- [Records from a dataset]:
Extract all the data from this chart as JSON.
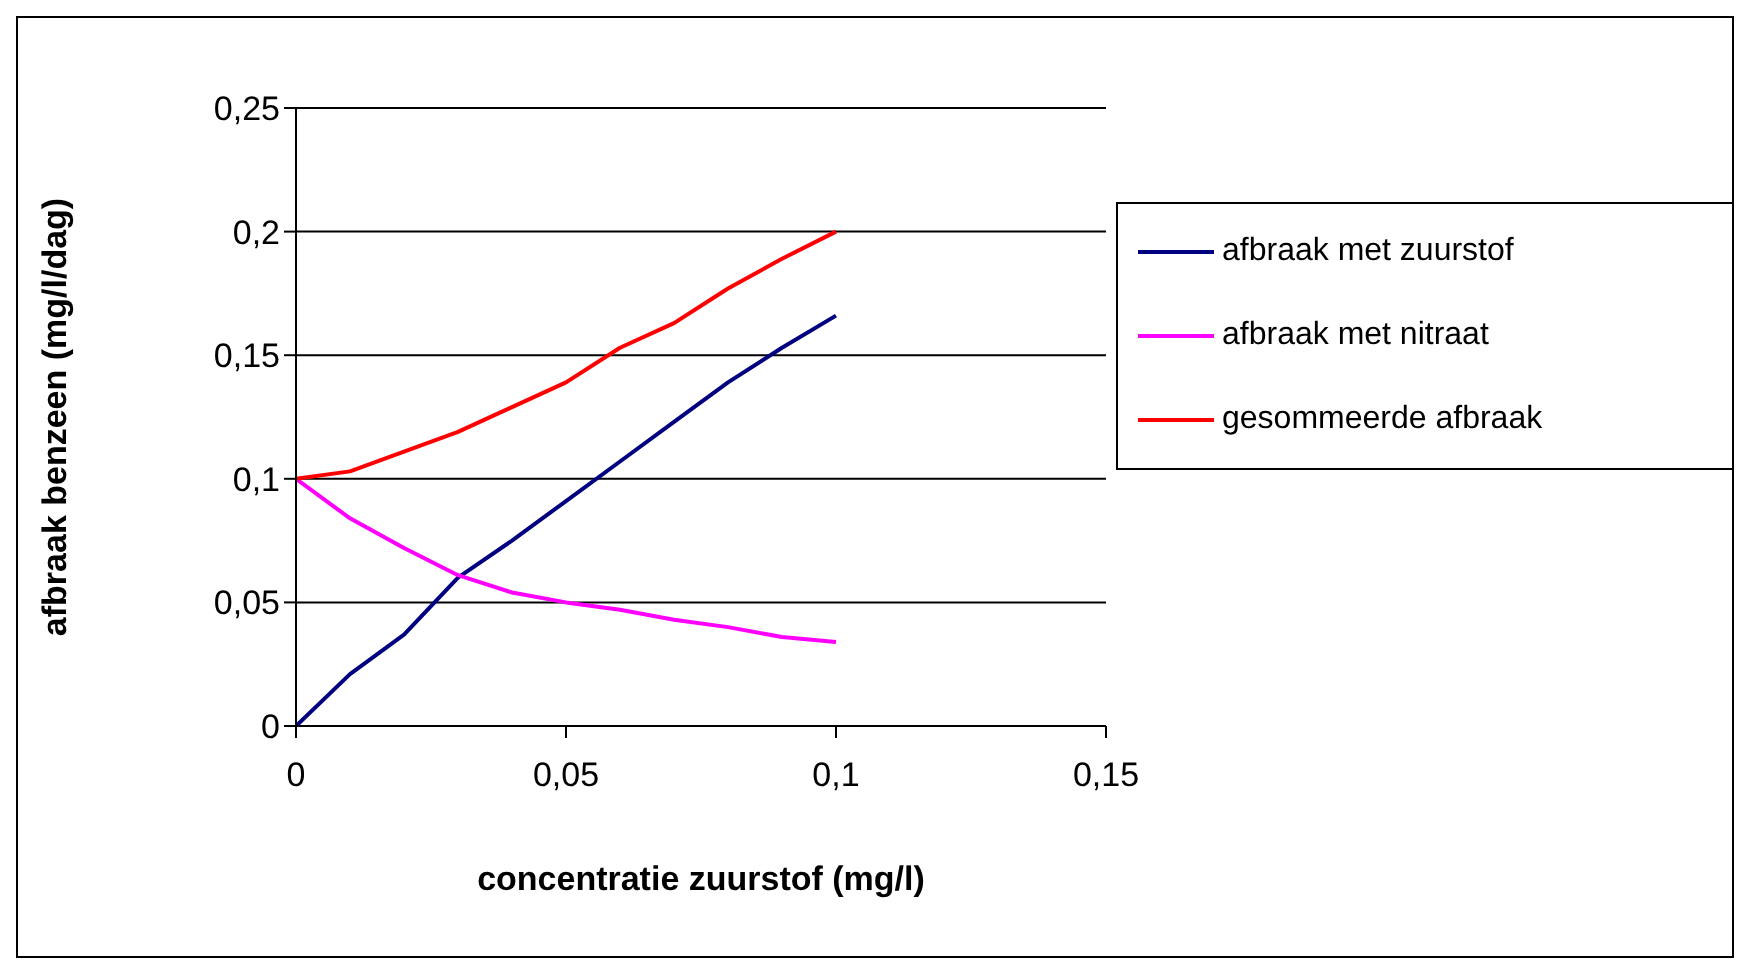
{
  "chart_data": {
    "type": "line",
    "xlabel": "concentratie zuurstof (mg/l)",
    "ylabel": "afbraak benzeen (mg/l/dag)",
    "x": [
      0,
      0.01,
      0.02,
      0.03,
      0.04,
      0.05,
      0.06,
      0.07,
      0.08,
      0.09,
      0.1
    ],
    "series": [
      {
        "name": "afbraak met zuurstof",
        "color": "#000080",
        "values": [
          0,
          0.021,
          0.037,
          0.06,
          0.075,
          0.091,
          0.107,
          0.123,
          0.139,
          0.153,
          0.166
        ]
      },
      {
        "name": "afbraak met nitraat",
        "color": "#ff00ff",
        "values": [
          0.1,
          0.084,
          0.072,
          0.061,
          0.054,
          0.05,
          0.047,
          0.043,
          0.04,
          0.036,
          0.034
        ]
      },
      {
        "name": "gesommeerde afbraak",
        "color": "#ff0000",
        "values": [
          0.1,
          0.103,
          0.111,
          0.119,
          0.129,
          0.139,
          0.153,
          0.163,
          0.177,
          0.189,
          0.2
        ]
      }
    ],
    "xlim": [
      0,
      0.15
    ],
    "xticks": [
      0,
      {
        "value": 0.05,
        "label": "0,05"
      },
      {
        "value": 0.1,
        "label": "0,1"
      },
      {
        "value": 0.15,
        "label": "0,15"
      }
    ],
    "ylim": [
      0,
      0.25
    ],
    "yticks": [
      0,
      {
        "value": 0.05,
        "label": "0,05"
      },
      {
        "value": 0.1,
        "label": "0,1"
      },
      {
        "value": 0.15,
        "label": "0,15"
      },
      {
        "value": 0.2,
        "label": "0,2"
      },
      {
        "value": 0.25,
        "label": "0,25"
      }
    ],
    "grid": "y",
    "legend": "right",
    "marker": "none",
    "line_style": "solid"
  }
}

...

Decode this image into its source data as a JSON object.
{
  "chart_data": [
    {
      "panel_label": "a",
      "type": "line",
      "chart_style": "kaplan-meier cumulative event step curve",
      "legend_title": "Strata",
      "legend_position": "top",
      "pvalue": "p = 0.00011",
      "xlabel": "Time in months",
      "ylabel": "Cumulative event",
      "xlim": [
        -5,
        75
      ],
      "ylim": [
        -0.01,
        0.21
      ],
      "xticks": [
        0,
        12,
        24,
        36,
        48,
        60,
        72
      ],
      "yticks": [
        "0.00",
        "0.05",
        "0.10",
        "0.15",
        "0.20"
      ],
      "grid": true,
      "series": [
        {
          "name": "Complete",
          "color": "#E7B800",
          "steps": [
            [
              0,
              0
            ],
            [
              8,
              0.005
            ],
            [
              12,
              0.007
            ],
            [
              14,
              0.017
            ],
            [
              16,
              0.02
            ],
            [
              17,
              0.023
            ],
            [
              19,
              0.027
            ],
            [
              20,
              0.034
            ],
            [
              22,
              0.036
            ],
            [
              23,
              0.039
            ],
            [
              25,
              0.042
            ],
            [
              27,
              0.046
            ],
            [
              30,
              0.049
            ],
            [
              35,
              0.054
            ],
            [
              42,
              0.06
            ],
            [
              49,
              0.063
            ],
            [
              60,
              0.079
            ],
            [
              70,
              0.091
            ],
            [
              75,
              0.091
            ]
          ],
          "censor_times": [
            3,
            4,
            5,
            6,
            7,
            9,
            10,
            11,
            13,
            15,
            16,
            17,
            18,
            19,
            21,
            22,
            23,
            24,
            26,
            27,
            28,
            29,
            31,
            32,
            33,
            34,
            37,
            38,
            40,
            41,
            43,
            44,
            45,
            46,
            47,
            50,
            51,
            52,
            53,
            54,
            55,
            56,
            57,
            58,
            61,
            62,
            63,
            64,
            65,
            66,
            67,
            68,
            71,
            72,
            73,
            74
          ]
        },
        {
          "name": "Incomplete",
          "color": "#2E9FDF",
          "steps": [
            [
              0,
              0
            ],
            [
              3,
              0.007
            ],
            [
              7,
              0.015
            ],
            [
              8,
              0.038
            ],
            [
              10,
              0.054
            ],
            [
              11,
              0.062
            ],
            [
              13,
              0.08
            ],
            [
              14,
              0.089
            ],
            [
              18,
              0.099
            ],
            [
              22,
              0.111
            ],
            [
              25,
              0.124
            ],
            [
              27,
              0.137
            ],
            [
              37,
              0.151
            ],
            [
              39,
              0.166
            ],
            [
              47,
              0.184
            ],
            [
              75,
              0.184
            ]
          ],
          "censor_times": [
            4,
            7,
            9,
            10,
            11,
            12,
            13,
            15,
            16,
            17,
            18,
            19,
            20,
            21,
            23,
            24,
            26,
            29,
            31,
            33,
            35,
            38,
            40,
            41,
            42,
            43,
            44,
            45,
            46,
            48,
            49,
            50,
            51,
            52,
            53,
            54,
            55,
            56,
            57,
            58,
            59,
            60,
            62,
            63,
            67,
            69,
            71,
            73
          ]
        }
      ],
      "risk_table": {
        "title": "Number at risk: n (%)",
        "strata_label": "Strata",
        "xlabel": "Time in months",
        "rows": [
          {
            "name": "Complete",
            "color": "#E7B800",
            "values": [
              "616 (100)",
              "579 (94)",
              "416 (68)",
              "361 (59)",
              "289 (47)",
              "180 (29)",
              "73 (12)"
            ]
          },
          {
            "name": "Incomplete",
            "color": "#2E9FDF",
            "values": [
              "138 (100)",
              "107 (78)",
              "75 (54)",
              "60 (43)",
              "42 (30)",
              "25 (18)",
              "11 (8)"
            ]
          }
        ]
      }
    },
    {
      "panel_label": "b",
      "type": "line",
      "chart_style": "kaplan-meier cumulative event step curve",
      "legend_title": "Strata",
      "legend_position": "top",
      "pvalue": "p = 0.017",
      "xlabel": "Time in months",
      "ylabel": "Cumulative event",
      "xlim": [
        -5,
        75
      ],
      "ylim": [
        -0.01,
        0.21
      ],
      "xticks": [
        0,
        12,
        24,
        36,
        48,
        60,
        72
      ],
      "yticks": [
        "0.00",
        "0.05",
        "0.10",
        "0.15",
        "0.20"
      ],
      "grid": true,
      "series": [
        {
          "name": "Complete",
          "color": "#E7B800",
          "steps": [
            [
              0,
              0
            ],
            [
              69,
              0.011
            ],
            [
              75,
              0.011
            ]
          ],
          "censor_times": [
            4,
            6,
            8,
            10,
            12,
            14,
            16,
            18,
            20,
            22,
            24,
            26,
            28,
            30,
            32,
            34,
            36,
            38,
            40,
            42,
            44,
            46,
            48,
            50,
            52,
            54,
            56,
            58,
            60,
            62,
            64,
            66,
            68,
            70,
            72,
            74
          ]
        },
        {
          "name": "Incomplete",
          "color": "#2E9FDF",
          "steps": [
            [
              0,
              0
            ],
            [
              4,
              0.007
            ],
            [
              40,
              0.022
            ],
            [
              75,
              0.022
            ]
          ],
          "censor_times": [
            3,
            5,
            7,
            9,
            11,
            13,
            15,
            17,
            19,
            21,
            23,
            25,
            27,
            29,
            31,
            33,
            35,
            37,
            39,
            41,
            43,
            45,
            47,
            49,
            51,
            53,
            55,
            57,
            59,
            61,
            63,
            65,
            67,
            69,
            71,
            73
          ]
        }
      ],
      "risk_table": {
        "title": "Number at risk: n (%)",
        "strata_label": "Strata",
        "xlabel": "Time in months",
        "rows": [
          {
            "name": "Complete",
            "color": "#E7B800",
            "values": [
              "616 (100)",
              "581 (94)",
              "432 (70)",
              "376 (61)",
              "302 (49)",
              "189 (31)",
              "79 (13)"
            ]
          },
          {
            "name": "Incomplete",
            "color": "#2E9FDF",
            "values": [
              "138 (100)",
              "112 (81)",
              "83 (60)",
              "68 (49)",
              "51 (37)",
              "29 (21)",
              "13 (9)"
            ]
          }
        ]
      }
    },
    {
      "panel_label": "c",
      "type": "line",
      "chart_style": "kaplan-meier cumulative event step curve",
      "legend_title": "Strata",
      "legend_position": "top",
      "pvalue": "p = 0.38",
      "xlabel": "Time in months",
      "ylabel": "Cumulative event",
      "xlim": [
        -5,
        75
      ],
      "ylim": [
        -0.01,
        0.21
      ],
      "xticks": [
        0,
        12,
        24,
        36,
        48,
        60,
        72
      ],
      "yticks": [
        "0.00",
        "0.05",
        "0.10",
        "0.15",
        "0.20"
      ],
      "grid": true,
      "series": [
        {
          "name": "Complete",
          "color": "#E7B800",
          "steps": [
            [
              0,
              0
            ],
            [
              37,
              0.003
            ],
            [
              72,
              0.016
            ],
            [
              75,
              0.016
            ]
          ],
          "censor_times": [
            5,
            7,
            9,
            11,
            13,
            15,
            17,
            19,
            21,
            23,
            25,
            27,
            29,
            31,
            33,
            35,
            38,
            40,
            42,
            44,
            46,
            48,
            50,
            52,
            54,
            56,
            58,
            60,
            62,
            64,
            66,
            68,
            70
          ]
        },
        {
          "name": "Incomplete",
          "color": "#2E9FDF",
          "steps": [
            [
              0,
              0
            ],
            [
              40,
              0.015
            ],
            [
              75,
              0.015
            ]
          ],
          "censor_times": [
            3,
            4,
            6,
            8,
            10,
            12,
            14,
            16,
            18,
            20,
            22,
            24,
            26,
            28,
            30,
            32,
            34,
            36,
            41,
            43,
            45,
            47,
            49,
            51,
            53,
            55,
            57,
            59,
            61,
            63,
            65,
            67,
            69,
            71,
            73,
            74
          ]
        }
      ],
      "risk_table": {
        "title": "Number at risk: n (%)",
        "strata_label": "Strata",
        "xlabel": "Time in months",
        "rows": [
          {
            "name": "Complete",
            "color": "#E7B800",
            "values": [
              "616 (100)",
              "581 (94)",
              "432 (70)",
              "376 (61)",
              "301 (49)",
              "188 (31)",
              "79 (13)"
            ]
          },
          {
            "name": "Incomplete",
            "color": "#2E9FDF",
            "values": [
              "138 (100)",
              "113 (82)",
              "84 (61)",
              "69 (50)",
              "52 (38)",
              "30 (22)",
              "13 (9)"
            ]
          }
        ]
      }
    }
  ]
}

* * *

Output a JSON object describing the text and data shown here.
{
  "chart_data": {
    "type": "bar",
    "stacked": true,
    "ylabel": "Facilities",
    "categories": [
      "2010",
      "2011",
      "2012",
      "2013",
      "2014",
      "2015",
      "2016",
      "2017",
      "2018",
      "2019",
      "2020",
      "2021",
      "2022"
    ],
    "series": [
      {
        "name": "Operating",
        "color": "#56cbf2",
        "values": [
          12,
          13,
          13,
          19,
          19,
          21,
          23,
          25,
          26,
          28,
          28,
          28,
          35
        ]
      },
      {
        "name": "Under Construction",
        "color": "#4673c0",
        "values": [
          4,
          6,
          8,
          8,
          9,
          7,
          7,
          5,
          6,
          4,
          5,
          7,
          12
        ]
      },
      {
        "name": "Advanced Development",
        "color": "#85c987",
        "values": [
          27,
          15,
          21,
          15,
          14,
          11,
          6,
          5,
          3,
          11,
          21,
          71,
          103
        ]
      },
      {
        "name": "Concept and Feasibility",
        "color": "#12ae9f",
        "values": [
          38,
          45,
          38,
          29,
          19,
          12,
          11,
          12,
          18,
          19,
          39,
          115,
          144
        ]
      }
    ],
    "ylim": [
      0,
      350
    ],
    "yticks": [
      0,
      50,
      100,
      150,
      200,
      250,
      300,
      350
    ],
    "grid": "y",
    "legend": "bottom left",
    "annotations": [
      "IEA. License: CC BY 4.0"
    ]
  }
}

- [GOAL]: Gather every line from the entries above where the word "object" appears, and copy them.

- [WRITTEN REPLY]:
Decode this image into its source data as a JSON object.
Output a JSON object describing the text and data shown here.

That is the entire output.